* [SOURCE PASSAGE]
Her primary focus at Connections is programming and activities for older adults 55+. Elaine’s coordination of projects such as Volunteer Happy Hour and the intergenerational Sages and Seekers program, demonstrate her devotion to developing empathy, combating social isolation and dissolving age-related segregation.

Elaine has facilitated partnerships with local businesses, government agencies, school districts, and community groups to expand the reach and impact of volunteer engagement activities. This includes such partners as SourcePoint, 11 apartment complexes for older adults 55+, Kiwanis, and three high schools throughout Delaware County.

As a part of the HelpLine Cultural Inclusion and Equity Committee and in her role at Connections, Elaine has developed training sessions on cultural competence and effective communications for staff, volunteers, and community partners. These workshops have offered community participants the opportunity to practice leadership skills such as communication, problem-solving, and decision-making. In the past ten years, Elaine has brought her skills and passion for community engagement to the Delaware County community and made a positive impact.  She has contributed to the growth and success of both HelpLine and the community it serves.

* [WORK INSTRUCTION 1] List the partners that the passage about Elaine's work at Connections names as examples of its partnerships.
* [WORK INSTRUCTION 2] Write what comes next in the passage about Elaine's work at Connections, picking up after its final sentence.
The records below the passage are separate material from it.

* [INFORMATION SHOWN]
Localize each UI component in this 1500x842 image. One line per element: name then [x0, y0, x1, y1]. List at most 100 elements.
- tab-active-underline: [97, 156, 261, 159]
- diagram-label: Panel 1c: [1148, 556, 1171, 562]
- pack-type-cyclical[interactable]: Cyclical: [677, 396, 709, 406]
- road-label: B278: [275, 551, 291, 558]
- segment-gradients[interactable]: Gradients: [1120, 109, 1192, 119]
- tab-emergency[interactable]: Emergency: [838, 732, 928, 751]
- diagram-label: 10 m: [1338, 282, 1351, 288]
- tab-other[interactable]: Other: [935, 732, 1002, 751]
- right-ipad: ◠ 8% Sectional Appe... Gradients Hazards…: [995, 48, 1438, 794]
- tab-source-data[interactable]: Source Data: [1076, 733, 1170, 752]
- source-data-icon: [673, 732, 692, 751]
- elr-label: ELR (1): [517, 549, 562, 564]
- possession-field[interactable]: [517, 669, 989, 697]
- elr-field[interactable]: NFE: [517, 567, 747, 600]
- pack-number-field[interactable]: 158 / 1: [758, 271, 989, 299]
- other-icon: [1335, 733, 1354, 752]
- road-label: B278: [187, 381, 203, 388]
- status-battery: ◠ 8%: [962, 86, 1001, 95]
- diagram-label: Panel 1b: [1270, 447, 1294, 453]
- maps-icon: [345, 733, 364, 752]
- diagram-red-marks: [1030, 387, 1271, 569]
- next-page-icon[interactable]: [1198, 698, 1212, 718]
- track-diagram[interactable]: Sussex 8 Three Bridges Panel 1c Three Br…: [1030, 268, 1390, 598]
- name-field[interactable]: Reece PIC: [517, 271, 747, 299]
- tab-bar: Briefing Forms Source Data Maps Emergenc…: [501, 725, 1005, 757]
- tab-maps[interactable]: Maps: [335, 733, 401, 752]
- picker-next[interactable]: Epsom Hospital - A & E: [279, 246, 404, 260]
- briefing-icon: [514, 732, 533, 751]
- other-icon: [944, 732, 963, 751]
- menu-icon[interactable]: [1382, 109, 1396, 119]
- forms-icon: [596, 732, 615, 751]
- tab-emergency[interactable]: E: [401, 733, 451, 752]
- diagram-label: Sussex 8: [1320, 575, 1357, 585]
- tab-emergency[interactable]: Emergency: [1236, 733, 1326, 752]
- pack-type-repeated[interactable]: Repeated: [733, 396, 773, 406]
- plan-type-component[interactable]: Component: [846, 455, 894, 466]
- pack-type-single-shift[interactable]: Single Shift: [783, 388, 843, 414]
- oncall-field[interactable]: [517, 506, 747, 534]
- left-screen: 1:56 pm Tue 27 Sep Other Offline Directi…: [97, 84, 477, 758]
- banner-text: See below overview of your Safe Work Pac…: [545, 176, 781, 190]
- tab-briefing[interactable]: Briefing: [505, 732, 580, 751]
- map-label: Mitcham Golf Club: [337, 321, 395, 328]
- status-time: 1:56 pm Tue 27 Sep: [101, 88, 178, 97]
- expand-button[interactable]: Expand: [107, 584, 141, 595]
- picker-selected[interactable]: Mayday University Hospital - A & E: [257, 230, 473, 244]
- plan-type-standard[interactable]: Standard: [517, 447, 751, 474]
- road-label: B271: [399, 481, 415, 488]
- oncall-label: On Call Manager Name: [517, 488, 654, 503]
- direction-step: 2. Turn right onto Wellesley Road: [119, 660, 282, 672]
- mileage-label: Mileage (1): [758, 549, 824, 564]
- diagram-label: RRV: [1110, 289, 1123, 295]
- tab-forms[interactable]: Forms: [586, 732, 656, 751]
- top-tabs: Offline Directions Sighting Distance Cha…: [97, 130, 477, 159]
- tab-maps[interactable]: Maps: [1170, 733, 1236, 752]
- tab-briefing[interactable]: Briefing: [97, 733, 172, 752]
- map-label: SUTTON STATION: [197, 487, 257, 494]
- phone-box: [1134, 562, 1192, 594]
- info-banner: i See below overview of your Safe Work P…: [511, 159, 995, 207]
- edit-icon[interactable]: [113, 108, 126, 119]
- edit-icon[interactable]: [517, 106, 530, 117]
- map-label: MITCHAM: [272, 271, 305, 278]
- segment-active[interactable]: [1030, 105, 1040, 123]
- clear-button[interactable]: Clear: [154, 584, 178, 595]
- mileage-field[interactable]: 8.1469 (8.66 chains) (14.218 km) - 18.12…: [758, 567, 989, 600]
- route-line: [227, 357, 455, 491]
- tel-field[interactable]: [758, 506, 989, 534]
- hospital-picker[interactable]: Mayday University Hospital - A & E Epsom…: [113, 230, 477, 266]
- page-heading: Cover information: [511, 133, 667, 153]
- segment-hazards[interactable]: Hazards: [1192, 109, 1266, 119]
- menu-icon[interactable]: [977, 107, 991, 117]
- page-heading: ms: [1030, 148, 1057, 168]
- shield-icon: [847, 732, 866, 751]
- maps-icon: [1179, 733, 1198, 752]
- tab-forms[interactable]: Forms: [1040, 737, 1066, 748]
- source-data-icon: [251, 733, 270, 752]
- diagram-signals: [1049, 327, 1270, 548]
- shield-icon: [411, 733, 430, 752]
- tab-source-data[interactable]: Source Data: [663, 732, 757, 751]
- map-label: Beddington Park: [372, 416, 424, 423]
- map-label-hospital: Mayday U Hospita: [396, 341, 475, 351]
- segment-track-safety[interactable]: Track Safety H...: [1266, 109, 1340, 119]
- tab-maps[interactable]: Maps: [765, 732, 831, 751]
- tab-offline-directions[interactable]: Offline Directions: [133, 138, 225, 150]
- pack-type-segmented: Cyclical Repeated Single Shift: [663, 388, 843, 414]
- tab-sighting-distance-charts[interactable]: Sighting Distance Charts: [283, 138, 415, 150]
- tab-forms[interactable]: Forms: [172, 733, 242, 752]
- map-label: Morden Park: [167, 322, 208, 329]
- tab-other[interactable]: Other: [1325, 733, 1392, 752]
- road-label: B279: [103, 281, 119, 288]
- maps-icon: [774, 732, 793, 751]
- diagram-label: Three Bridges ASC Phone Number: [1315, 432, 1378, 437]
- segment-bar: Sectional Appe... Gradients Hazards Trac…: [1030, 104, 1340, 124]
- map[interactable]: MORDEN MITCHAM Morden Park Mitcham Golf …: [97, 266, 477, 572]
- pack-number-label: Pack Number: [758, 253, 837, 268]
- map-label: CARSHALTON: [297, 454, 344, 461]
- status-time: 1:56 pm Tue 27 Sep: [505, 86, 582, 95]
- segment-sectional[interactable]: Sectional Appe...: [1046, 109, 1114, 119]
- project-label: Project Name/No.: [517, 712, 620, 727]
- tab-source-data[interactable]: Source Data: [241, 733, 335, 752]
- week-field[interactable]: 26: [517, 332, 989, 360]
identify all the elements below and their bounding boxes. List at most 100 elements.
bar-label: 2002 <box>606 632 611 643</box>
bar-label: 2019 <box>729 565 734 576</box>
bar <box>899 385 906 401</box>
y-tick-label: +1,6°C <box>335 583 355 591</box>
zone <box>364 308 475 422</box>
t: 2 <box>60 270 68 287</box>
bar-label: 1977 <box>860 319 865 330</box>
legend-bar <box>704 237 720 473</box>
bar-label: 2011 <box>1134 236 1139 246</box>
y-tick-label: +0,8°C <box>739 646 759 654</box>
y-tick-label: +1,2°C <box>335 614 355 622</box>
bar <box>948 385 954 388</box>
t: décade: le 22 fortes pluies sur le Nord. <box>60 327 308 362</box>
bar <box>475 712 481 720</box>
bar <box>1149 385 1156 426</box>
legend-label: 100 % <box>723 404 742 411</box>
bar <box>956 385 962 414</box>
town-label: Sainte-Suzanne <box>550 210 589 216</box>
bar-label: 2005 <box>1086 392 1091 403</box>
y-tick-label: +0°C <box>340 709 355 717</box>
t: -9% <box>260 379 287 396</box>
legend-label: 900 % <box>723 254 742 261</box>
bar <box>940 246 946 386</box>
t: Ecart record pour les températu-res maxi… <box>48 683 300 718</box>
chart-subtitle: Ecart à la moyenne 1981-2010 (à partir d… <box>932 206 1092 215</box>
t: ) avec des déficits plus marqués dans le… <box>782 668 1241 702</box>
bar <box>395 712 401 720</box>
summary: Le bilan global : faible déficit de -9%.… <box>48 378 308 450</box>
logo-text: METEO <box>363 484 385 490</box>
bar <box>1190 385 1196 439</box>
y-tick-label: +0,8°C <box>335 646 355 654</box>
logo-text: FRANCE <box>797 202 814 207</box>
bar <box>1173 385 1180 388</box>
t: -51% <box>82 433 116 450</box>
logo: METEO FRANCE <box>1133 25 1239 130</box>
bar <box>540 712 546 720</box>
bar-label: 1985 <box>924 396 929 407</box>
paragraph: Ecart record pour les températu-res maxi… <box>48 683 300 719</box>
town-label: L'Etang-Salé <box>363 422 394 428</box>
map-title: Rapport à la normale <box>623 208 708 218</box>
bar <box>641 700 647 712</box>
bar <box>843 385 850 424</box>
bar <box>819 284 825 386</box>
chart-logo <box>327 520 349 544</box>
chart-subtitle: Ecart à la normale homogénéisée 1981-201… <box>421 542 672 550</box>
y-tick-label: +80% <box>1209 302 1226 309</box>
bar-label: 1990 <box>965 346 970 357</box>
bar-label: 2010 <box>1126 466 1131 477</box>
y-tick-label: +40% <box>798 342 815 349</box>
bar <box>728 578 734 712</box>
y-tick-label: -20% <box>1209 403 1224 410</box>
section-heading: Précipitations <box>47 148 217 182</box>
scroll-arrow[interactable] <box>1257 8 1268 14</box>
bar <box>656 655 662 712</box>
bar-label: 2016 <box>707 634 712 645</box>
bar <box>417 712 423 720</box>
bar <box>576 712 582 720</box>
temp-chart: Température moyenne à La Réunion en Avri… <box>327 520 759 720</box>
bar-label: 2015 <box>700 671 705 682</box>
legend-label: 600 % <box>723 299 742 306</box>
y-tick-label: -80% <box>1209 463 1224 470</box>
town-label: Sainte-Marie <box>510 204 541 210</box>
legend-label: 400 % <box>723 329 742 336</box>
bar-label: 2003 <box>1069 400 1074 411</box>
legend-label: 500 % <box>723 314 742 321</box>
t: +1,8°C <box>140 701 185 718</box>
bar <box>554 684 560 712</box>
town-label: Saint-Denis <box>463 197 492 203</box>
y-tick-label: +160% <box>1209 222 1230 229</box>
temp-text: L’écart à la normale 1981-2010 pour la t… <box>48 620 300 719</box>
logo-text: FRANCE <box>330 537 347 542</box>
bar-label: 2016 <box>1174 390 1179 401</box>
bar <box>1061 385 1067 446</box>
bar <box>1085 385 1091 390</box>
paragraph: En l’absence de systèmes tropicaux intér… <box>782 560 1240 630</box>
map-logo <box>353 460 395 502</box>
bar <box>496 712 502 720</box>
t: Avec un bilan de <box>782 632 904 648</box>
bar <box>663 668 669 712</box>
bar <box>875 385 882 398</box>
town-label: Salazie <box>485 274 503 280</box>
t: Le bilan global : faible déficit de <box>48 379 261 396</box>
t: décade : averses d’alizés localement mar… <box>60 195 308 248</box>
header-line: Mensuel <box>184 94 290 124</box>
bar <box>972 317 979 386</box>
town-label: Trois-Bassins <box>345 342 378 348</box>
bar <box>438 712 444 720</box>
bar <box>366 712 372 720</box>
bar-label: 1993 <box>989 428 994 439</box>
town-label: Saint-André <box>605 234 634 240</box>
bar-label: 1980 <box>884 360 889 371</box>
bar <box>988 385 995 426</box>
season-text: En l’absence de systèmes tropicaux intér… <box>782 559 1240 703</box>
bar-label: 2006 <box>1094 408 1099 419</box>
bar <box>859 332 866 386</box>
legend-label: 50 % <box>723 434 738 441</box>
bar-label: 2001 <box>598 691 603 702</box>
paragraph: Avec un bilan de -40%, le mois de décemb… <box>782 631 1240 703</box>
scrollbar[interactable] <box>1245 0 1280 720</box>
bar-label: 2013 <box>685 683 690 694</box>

* [WRITTEN REPLY 1] SourcePoint; 11 apartment complexes for older adults 55+; Kiwanis; three high schools throughout Delaware County

* [WRITTEN REPLY 2]
When she isn’t working, Elaine enjoys a variety of creative pursuits and spending time with her spouse, Cory, and their children Addie, Pennie, and Bronson. Much of that time is spent supporting her children in various extracurriculars including baseball, tennis, soccer, and marching band.  


Maureen Nafula
Maureen Nafula is a Sophomore at Hayes High School and a proud member of Project DREAMS. Aside from the club, she volunteers at the StemPossible Steam Club, works on her crochet business, and survives chemistry class. In the future, she hopes to have a career that combines her love for STEM and her dream is to help her peers and Delaware Community reach common equity!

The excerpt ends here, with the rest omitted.